Problem statement
Return the lines where the word "Загрузить" occurs.

Extracted records

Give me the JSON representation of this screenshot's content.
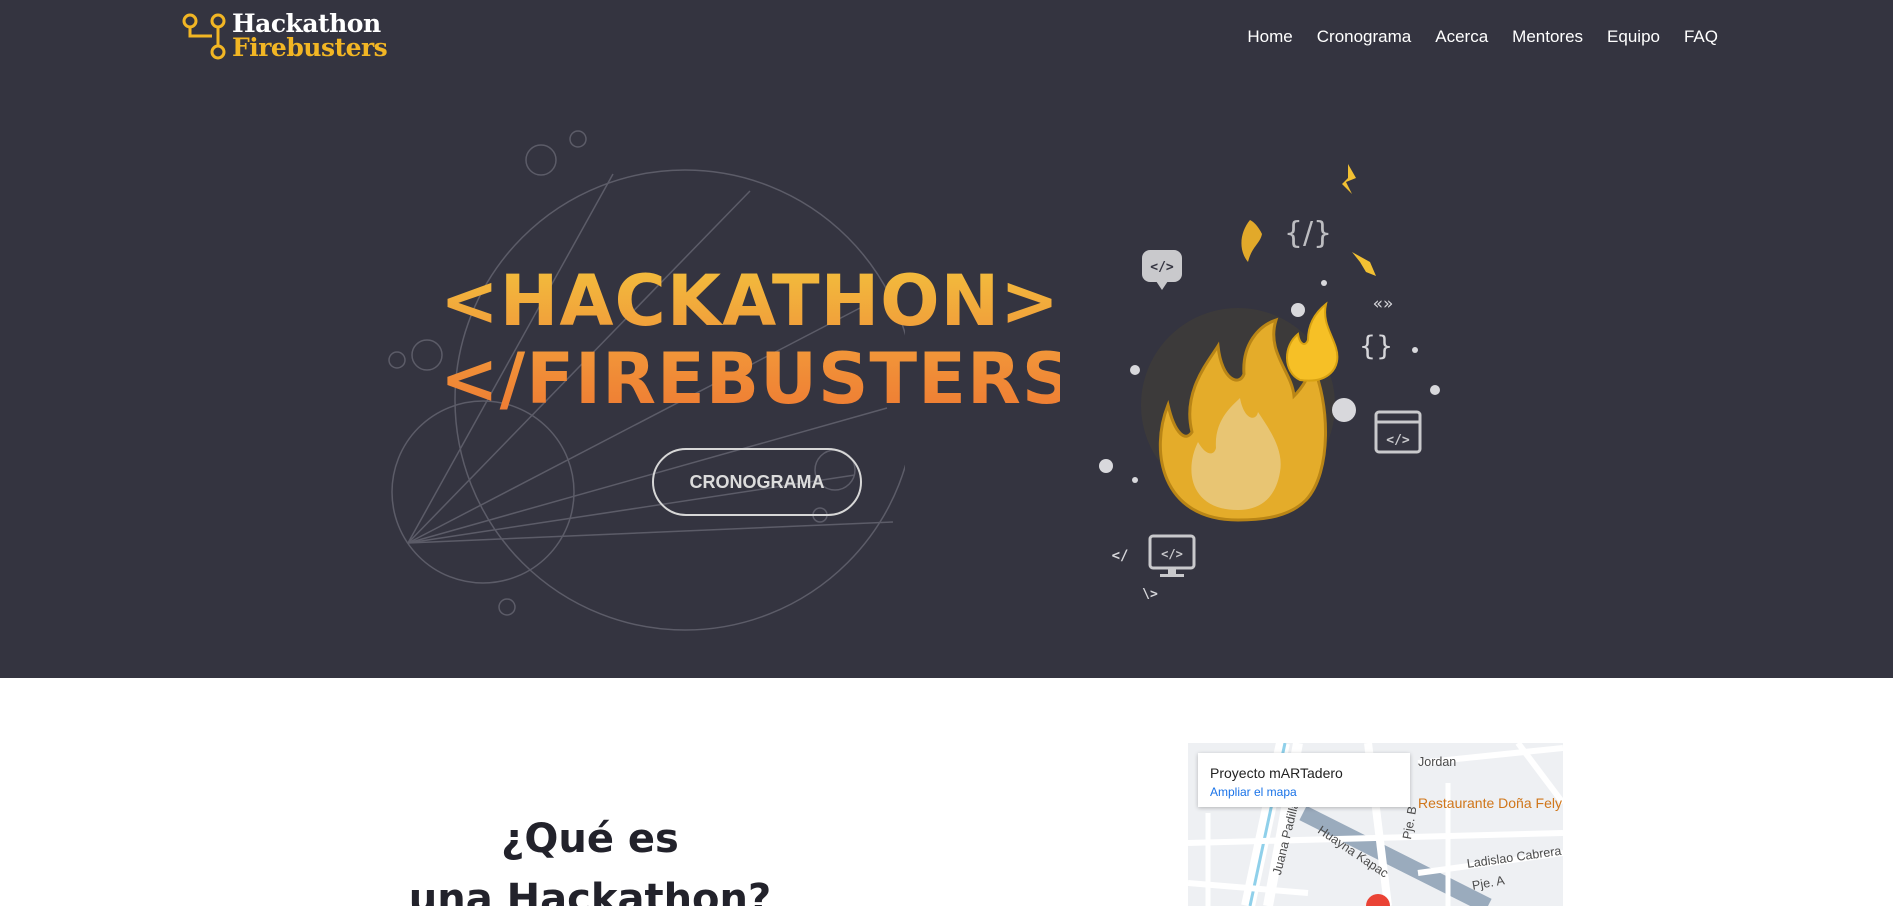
{
  "header": {
    "logo": {
      "line1": "Hackathon",
      "line2": "Firebusters"
    },
    "nav": [
      "Home",
      "Cronograma",
      "Acerca",
      "Mentores",
      "Equipo",
      "FAQ"
    ]
  },
  "hero": {
    "title_line1": "<HACKATHON>",
    "title_line2": "</FIREBUSTERS>",
    "cta_label": "CRONOGRAMA",
    "illustration_tags": [
      "</>",
      "{/}",
      "{}",
      "</",
      "\\>"
    ]
  },
  "about": {
    "title_line1": "¿Qué es",
    "title_line2": "una Hackathon?"
  },
  "map": {
    "place_name": "Proyecto mARTadero",
    "link_label": "Ampliar el mapa",
    "poi_label": "Restaurante Doña Fely C",
    "street_labels": [
      "Jordan",
      "Huayna Kapac",
      "Juana Padilla",
      "Pje. B",
      "Ladislao Cabrera",
      "Pje. A"
    ]
  },
  "colors": {
    "hero_bg": "#343440",
    "accent": "#f2b624",
    "title_top": "#f3bf3d",
    "title_bottom": "#ee7a33"
  },
  "icons": [
    "logo-circuit-icon",
    "flame-icon",
    "chat-code-icon",
    "braces-icon",
    "browser-code-icon",
    "monitor-code-icon"
  ]
}
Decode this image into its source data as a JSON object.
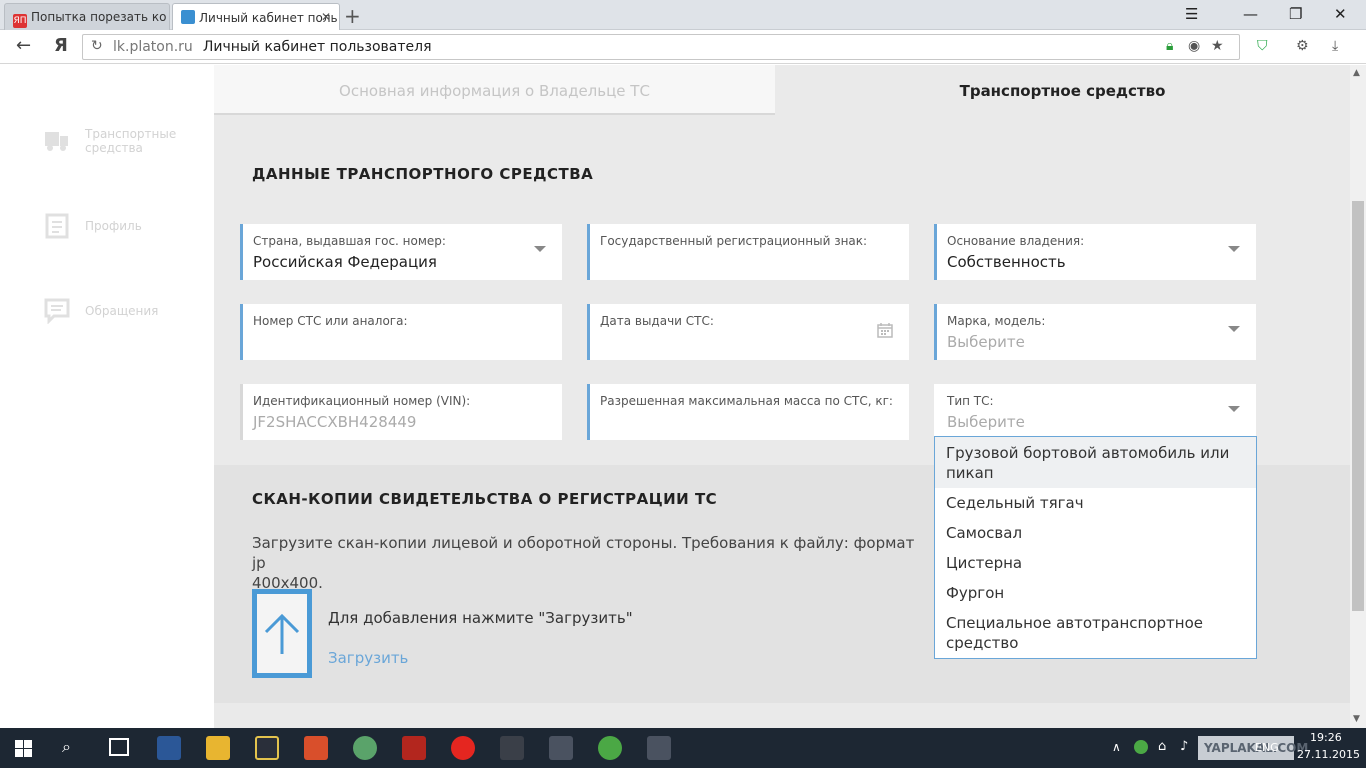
{
  "browser": {
    "tabs": [
      {
        "title": "Попытка порезать ко",
        "active": false
      },
      {
        "title": "Личный кабинет поль",
        "active": true
      }
    ],
    "url_domain": "lk.platon.ru",
    "url_title": "Личный кабинет пользователя"
  },
  "sidebar": {
    "items": [
      {
        "label": "Транспортные средства",
        "icon": "truck-icon"
      },
      {
        "label": "Профиль",
        "icon": "profile-icon"
      },
      {
        "label": "Обращения",
        "icon": "message-icon"
      }
    ]
  },
  "page_tabs": {
    "owner": "Основная информация о Владельце ТС",
    "vehicle": "Транспортное средство"
  },
  "vehicle_section": {
    "title": "ДАННЫЕ ТРАНСПОРТНОГО СРЕДСТВА",
    "fields": {
      "country": {
        "label": "Страна, выдавшая гос. номер:",
        "value": "Российская Федерация"
      },
      "reg_plate": {
        "label": "Государственный регистрационный знак:",
        "value": ""
      },
      "ownership": {
        "label": "Основание владения:",
        "value": "Собственность"
      },
      "sts_number": {
        "label": "Номер СТС или аналога:",
        "value": ""
      },
      "sts_date": {
        "label": "Дата выдачи СТС:",
        "value": ""
      },
      "brand_model": {
        "label": "Марка, модель:",
        "placeholder": "Выберите"
      },
      "vin": {
        "label": "Идентификационный номер (VIN):",
        "value": "JF2SHACCXBH428449"
      },
      "max_mass": {
        "label": "Разрешенная максимальная масса по СТС, кг:",
        "value": ""
      },
      "vehicle_type": {
        "label": "Тип ТС:",
        "placeholder": "Выберите"
      }
    }
  },
  "scan_section": {
    "title": "СКАН-КОПИИ СВИДЕТЕЛЬСТВА О РЕГИСТРАЦИИ ТС",
    "description": "Загрузите скан-копии лицевой и оборотной стороны. Требования к файлу: формат jp",
    "description_line2": "400x400.",
    "upload_hint": "Для добавления нажмите \"Загрузить\"",
    "upload_link": "Загрузить"
  },
  "vehicle_type_options": [
    "Грузовой бортовой автомобиль или пикап",
    "Седельный тягач",
    "Самосвал",
    "Цистерна",
    "Фургон",
    "Специальное автотранспортное средство"
  ],
  "taskbar": {
    "language": "ENG",
    "time": "19:26",
    "date": "27.11.2015",
    "watermark": "YAPLAKAL.COM"
  },
  "colors": {
    "accent": "#6aa6d8",
    "upload_border": "#4a9ad6",
    "taskbar": "#1d2733"
  }
}
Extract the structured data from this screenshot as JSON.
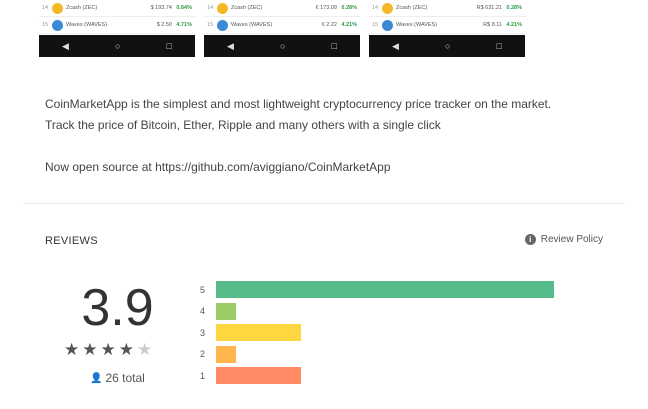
{
  "screenshots": [
    {
      "rows": [
        {
          "rank": "14",
          "name": "Zcash (ZEC)",
          "price": "$ 193.74",
          "pct": "0.64%",
          "color": "#f4b728"
        },
        {
          "rank": "15",
          "name": "Waves (WAVES)",
          "price": "$ 2.50",
          "pct": "4.71%",
          "color": "#3b8ad8"
        }
      ]
    },
    {
      "rows": [
        {
          "rank": "14",
          "name": "Zcash (ZEC)",
          "price": "€ 173.09",
          "pct": "0.28%",
          "color": "#f4b728"
        },
        {
          "rank": "15",
          "name": "Waves (WAVES)",
          "price": "€ 2.22",
          "pct": "4.21%",
          "color": "#3b8ad8"
        }
      ]
    },
    {
      "rows": [
        {
          "rank": "14",
          "name": "Zcash (ZEC)",
          "price": "R$ 631.21",
          "pct": "0.28%",
          "color": "#f4b728"
        },
        {
          "rank": "15",
          "name": "Waves (WAVES)",
          "price": "R$ 8.11",
          "pct": "4.21%",
          "color": "#3b8ad8"
        }
      ]
    }
  ],
  "description": {
    "line1": "CoinMarketApp is the simplest and most lightweight cryptocurrency price tracker on the market.",
    "line2": "Track the price of Bitcoin, Ether, Ripple and many others with a single click",
    "line3": "Now open source at https://github.com/aviggiano/CoinMarketApp"
  },
  "reviews": {
    "title": "REVIEWS",
    "policy_label": "Review Policy",
    "score": "3.9",
    "stars_filled": 4,
    "stars_total": 5,
    "total_label": "26 total",
    "histogram": [
      {
        "label": "5",
        "fraction": 1.0,
        "color": "#57bb8a"
      },
      {
        "label": "4",
        "fraction": 0.06,
        "color": "#9ccc65"
      },
      {
        "label": "3",
        "fraction": 0.25,
        "color": "#ffd740"
      },
      {
        "label": "2",
        "fraction": 0.06,
        "color": "#ffb74d"
      },
      {
        "label": "1",
        "fraction": 0.25,
        "color": "#ff8a65"
      }
    ]
  }
}
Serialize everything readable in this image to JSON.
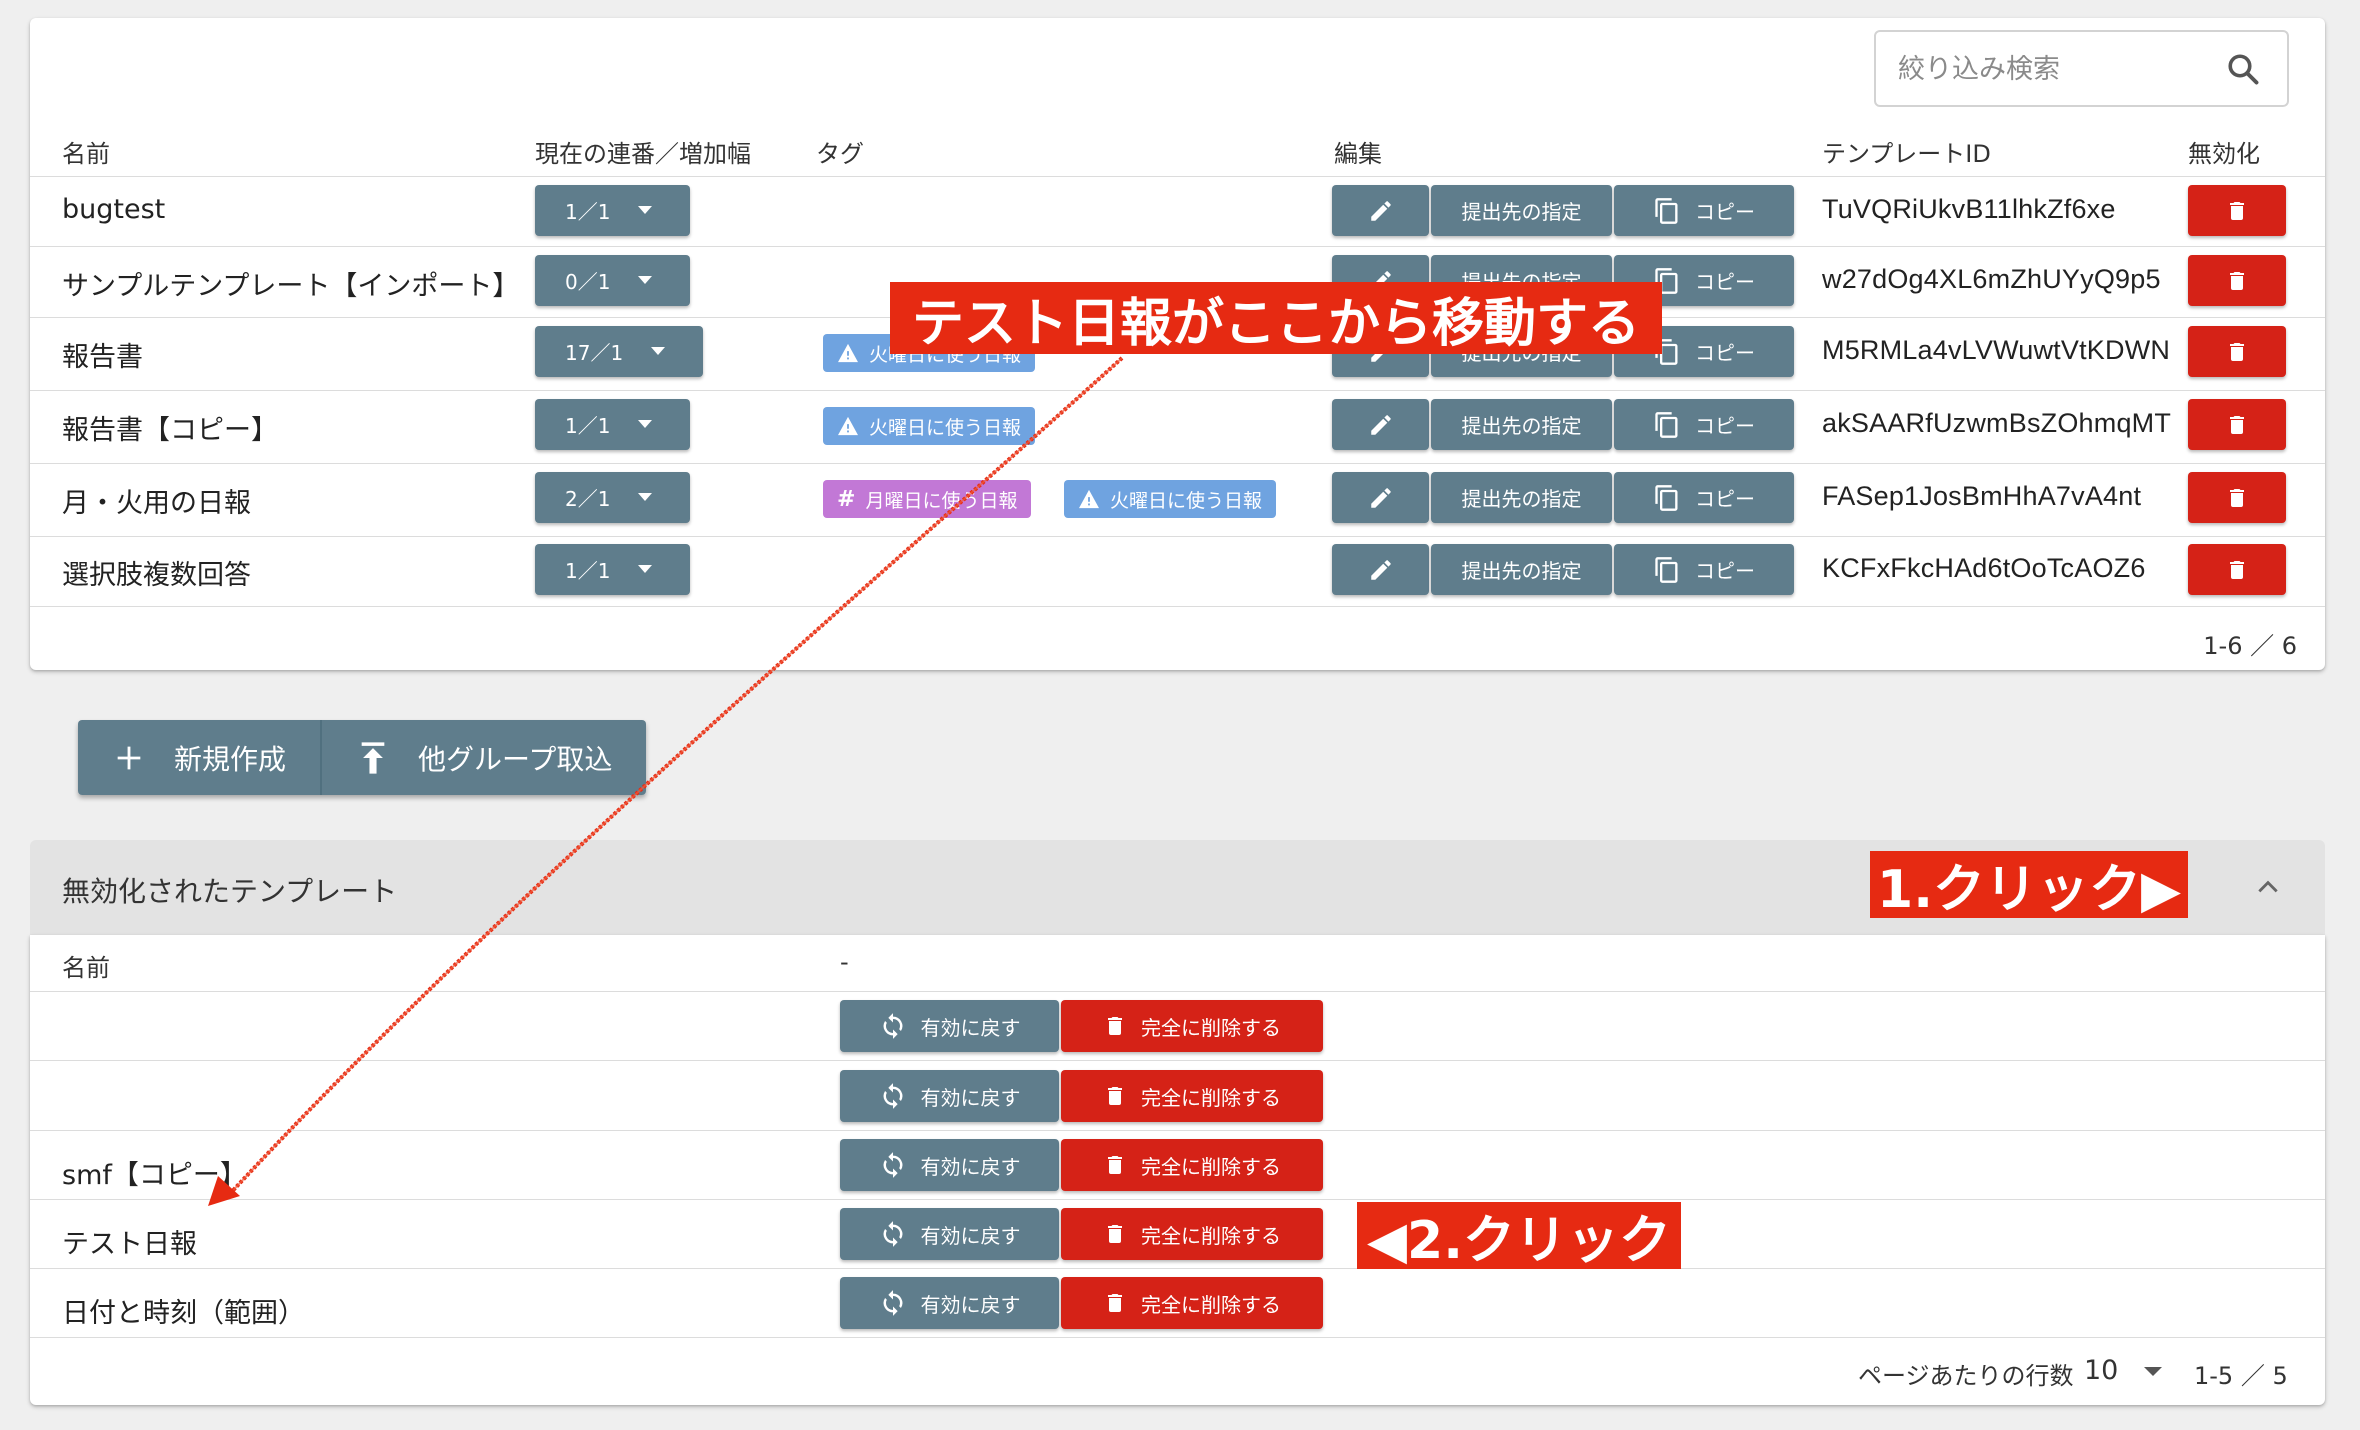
{
  "search": {
    "placeholder": "絞り込み検索",
    "icon": "search-icon"
  },
  "table": {
    "headers": [
      "名前",
      "現在の連番／増加幅",
      "タグ",
      "編集",
      "テンプレートID",
      "無効化"
    ],
    "rows": [
      {
        "name": "bugtest",
        "seq": "1／1",
        "tags": [],
        "id": "TuVQRiUkvB11lhkZf6xe"
      },
      {
        "name": "サンプルテンプレート【インポート】",
        "seq": "0／1",
        "tags": [],
        "id": "w27dOg4XL6mZhUYyQ9p5"
      },
      {
        "name": "報告書",
        "seq": "17／1",
        "tags": [
          {
            "label": "火曜日に使う日報",
            "type": "warning"
          }
        ],
        "id": "M5RMLa4vLVWuwtVtKDWN"
      },
      {
        "name": "報告書【コピー】",
        "seq": "1／1",
        "tags": [
          {
            "label": "火曜日に使う日報",
            "type": "warning"
          }
        ],
        "id": "akSAARfUzwmBsZOhmqMT"
      },
      {
        "name": "月・火用の日報",
        "seq": "2／1",
        "tags": [
          {
            "label": "月曜日に使う日報",
            "type": "hash"
          },
          {
            "label": "火曜日に使う日報",
            "type": "warning"
          }
        ],
        "id": "FASep1JosBmHhA7vA4nt"
      },
      {
        "name": "選択肢複数回答",
        "seq": "1／1",
        "tags": [],
        "id": "KCFxFkcHAd6tOoTcAOZ6"
      }
    ],
    "edit_buttons": {
      "destination": "提出先の指定",
      "copy": "コピー"
    },
    "pagination": "1-6 ／ 6"
  },
  "actions": {
    "new": "新規作成",
    "import": "他グループ取込"
  },
  "disabled_section": {
    "title": "無効化されたテンプレート",
    "headers": [
      "名前",
      "-"
    ],
    "rows": [
      "",
      "",
      "smf【コピー】",
      "テスト日報",
      "日付と時刻（範囲）"
    ],
    "restore_label": "有効に戻す",
    "delete_label": "完全に削除する",
    "rows_per_page_label": "ページあたりの行数",
    "rows_per_page": "10",
    "pagination": "1-5 ／ 5"
  },
  "annotations": {
    "move": "テスト日報がここから移動する",
    "click1": "1.クリック▶",
    "click2": "◀2.クリック"
  },
  "colors": {
    "primary": "#5f7d8c",
    "danger": "#d52217",
    "annotation": "#e62a12",
    "tag_blue": "#6fa3e0",
    "tag_purple": "#c278d6"
  }
}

Final result
    "upload_hint": "Для добавления нажмите \"Загрузить\"",
    "upload_link": "Загрузить"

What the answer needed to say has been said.